START Text under study

  • tipoo - Tuesday, February 19, 2013 - link

    It seems if you were targetting maximum performance, being able to decouple them would make sense, as the GPU would both have higher thermal headroom as well as run cooler on average with the fan working harder, thus letting it hit the boost clocks higher.
  • Ryan Smith - Tuesday, February 19, 2013 - link

    You can always manually adjust the fan curve. NVIDIA is simply moving it with the temperature target by default.
  • Golgatha - Tuesday, February 19, 2013 - link

    WTF nVidia!? Seriously, WTF!?

    $1000 for a video card. Are they out of the GD minds!?
  • imaheadcase - Tuesday, February 19, 2013 - link

    No, read the article you twat.
  • tipoo - Tuesday, February 19, 2013 - link

    If they released a ten thousand dollar card, what difference would it make to you? This isn't' exactly their offering for mainstream gamers.
  • jackstar7 - Tuesday, February 19, 2013 - link

    I understand that my setup is a small minority, but I have to agree with the review about the port configuration. Not moving to multi-mDP on a card of this level just seems wasteful. As long as we're stuck with DVI, we're stuck with bandwidth limits that are going to stand in the way of 120Hz for higher resolutions (as seen on the Overlords and Catleap Extremes). Now I have to hope for some AIB to experiment with a $1000 card, or more likely wait for AMD to catch up to this.
END Text under study
START Study material
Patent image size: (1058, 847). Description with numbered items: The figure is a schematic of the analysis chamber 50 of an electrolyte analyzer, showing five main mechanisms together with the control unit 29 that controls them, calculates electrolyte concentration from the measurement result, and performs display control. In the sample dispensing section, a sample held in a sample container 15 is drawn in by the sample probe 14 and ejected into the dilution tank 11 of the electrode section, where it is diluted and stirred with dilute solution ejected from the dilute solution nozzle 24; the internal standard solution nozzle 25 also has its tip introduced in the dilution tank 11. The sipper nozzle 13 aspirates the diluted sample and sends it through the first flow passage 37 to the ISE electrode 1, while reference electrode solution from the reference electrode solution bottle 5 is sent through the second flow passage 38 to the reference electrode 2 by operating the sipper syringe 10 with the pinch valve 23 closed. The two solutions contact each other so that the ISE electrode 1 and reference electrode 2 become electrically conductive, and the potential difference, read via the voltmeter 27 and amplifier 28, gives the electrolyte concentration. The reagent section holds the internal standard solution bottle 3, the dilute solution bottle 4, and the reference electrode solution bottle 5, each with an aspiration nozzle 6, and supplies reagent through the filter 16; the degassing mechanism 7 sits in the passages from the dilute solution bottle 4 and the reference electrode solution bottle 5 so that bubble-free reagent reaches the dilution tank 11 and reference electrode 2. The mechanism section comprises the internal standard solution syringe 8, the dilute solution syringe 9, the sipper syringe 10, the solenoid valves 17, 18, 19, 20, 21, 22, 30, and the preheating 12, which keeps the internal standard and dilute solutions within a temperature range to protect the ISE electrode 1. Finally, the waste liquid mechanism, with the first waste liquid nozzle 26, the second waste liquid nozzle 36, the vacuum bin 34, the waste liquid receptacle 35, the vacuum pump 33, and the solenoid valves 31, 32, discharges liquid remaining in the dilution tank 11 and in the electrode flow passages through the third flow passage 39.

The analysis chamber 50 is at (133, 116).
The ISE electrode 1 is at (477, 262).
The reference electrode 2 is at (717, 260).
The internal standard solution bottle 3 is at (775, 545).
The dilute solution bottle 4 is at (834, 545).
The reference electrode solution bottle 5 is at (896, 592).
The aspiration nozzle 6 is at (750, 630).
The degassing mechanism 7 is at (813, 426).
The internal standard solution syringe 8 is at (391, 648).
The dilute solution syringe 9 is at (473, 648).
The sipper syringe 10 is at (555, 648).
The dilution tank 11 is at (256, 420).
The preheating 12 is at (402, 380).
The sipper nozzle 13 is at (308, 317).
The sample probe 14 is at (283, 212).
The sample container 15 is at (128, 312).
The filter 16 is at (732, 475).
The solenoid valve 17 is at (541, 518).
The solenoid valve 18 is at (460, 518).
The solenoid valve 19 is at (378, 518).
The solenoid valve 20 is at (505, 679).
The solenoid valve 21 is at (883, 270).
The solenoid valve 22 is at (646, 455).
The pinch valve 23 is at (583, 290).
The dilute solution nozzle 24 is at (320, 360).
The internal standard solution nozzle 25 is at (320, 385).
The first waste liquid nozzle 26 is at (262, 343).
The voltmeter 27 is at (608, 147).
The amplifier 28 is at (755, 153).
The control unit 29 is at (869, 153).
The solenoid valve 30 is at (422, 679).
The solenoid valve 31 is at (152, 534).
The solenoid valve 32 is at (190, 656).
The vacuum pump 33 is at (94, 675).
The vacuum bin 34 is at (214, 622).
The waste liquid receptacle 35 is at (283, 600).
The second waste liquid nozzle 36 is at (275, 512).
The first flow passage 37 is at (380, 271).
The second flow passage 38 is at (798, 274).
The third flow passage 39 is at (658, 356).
END Study material
Work to complete —
- a) Answer these questions about the comment thread, each on its own line:
(i) According to Ryan Smith, what is NVIDIA moving with the temperature target by default?
(ii) What price for a video card does Golgatha object to?
(iii) Which displays does jackstar7 name as examples of 120Hz at higher resolutions?
- b) Output the part of the comment thread that opens with the words containing "It seems if" and closes with "article you twat.".
- c) Pick up the comment thread about the graphics card and continue it after its last comment.

Your written answers —
- a)
(i) The fan curve.
(ii) $1000.
(iii) The Overlords and Catleap Extremes.

- b)
It seems if you were targetting maximum performance, being able to decouple them would make sense, as the GPU would both have higher thermal headroom as well as run cooler on average with the fan working harder, thus letting it hit the boost clocks higher.
  • Ryan Smith - Tuesday, February 19, 2013 - link

    You can always manually adjust the fan curve. NVIDIA is simply moving it with the temperature target by default.
  • Golgatha - Tuesday, February 19, 2013 - link

    WTF nVidia!? Seriously, WTF!?

    $1000 for a video card. Are they out of the GD minds!?
  • imaheadcase - Tuesday, February 19, 2013 - link

    No, read the article you twat.

- c)
  • akg102 - Tuesday, February 19, 2013 - link

    I'm glad Ryan got to experience this Nvidia circle jerk 'first-hand.'
  • Arakageeta - Tuesday, February 19, 2013 - link

    The Tesla- and Quadro-line GPUs have two DMA copy engines. This allows the GPU to simultaneously send and receive data on the full-duplex PCIe bus. However, the GeForce GPUs traditionally have only one DMA copy engine. Does the Titan have one or two copy engines? Since Titan has Tesla-class DP, I thought it might also have two copy engines.

    You can run the "deviceQuery" command that is a part of the CUDA SDK to find out.
  • Ryan Smith - Tuesday, February 19, 2013 - link

    1 copy engine. The full output of DeviceQuery is below.

    CUDA Device Query (Runtime API) version (CUDART static linking)

    Detected 1 CUDA Capable device(s)

    Device 0: "GeForce GTX TITAN"
    CUDA Driver Version / Runtime Version 5.0 / 5.0
    CUDA Capability Major/Minor version number: 3.5
    Total amount of global memory: 6144 MBytes (6442123264 bytes)
    (14) Multiprocessors x (192) CUDA Cores/MP: 2688 CUDA Cores
    GPU Clock rate: 876 MHz (0.88 GHz)
    Memory Clock rate: 3004 Mhz
    Memory Bus Width: 384-bit
    L2 Cache Size: 1572864 bytes
    Max Texture Dimension Size (x,y,z) 1D=(65536), 2D=(65536,65536), 3
    D=(4096,4096,4096)
    Max Layered Texture Size (dim) x layers 1D=(16384) x 2048, 2D=(16384,16
    384) x 2048
    Total amount of constant memory: 65536 bytes
    Total amount of shared memory per block: 49152 bytes
    Total number of registers available per block: 65536
    Warp size: 32
    Maximum number of threads per multiprocessor: 2048
    Maximum number of threads per block: 1024
    Maximum sizes of each dimension of a block: 1024 x 1024 x 64
    Maximum sizes of each dimension of a grid: 2147483647 x 65535 x 65535
    Maximum memory pitch: 2147483647 bytes
    Texture alignment: 512 bytes
    Concurrent copy and kernel execution: Yes with 1 copy engine(s)
    Run time limit on kernels: Yes
    Integrated GPU sharing Host Memory: No
    Support host page-locked memory mapping: Yes
    Alignment requirement for Surfaces: Yes
    Device has ECC support: Disabled
    CUDA Device Driver Mode (TCC or WDDM): WDDM (Windows Display Driver Mo
    del)
    Device supports Unified Addressing (UVA): Yes
    Device PCI Bus ID / PCI location ID: 3 / 0
    Compute Mode:
    < Default (multiple host threads can use ::cudaSetDevice() with device simu
    ltaneously) >

    deviceQuery, CUDA Driver = CUDART, CUDA Driver Version = 5.0, CUDA Runtime Versi
    on = 5.0, NumDevs = 1, Device0 = GeForce GTX TITAN
  • tjhb - Tuesday, February 19, 2013 - link

    Thank you!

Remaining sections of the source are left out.